Dataset entries
---+---

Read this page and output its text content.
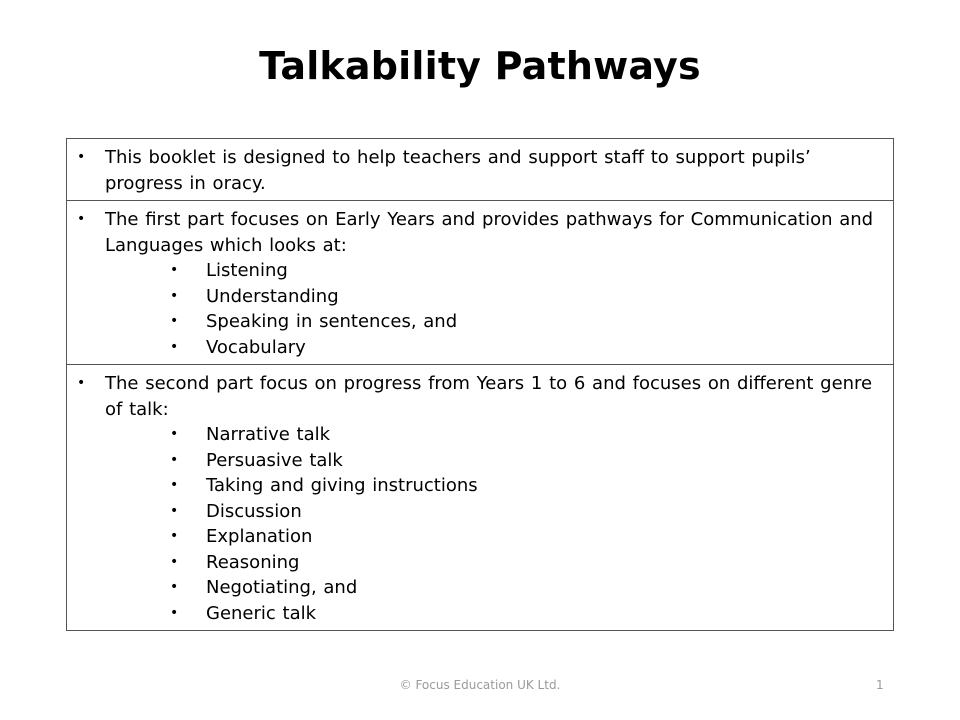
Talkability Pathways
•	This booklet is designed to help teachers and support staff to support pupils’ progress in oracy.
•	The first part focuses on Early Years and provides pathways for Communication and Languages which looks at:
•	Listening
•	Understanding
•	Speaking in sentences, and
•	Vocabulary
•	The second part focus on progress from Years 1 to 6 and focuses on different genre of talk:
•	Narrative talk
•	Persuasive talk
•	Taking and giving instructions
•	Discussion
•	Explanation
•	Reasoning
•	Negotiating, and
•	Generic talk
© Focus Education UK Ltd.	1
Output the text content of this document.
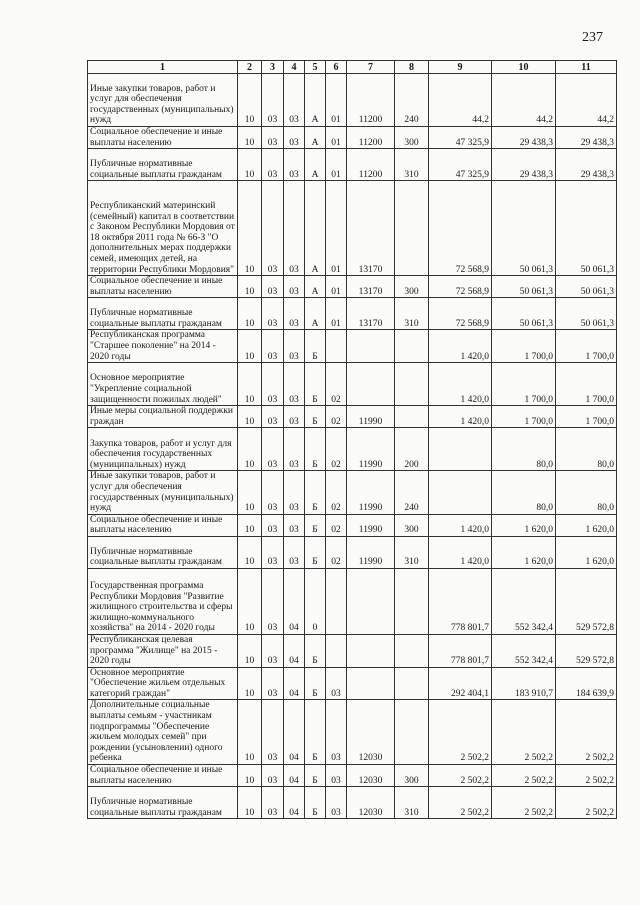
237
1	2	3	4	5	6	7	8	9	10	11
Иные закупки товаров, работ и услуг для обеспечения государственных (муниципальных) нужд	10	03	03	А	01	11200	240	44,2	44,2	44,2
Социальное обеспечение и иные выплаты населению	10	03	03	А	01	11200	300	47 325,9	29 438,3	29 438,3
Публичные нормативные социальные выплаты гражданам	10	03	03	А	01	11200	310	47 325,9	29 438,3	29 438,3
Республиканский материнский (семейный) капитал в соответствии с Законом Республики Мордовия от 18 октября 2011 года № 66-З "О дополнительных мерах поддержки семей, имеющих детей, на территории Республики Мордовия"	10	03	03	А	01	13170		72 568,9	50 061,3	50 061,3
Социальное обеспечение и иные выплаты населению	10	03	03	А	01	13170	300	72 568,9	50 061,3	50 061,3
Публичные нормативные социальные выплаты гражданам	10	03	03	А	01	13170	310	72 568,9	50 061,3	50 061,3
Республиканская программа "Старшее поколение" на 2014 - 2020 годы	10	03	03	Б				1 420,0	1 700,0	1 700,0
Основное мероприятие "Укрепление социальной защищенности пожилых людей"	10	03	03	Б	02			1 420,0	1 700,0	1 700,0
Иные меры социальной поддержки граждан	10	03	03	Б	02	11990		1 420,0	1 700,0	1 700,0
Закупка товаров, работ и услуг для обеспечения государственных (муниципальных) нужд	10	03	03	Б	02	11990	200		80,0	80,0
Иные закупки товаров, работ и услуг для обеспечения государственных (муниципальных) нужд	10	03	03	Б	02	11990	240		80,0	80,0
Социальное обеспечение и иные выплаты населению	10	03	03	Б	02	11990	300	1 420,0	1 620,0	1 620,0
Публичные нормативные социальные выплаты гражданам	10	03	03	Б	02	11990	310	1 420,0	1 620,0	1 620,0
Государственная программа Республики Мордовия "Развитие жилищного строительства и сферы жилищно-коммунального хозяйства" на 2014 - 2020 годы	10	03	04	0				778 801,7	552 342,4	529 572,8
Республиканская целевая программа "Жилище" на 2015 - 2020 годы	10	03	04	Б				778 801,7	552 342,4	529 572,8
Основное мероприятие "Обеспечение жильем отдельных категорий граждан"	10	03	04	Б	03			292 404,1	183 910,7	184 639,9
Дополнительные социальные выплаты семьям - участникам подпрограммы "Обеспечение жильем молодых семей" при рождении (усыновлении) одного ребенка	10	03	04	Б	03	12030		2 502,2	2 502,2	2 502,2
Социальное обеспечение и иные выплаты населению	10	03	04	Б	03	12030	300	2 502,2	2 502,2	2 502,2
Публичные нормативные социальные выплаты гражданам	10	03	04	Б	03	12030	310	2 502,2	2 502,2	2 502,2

---+---

**WHAT YOU SHOULD DO:** Only lines holding the string "услуг" are wanted; gather each one from the entries above.

**SOLUTION TO THIS TASK:**
Иные закупки товаров, работ и услуг для обеспечения государственных (муниципальных) нужд	10	03	03	А	01	11200	240	44,2	44,2	44,2
Закупка товаров, работ и услуг для обеспечения государственных (муниципальных) нужд	10	03	03	Б	02	11990	200		80,0	80,0
Иные закупки товаров, работ и услуг для обеспечения государственных (муниципальных) нужд	10	03	03	Б	02	11990	240		80,0	80,0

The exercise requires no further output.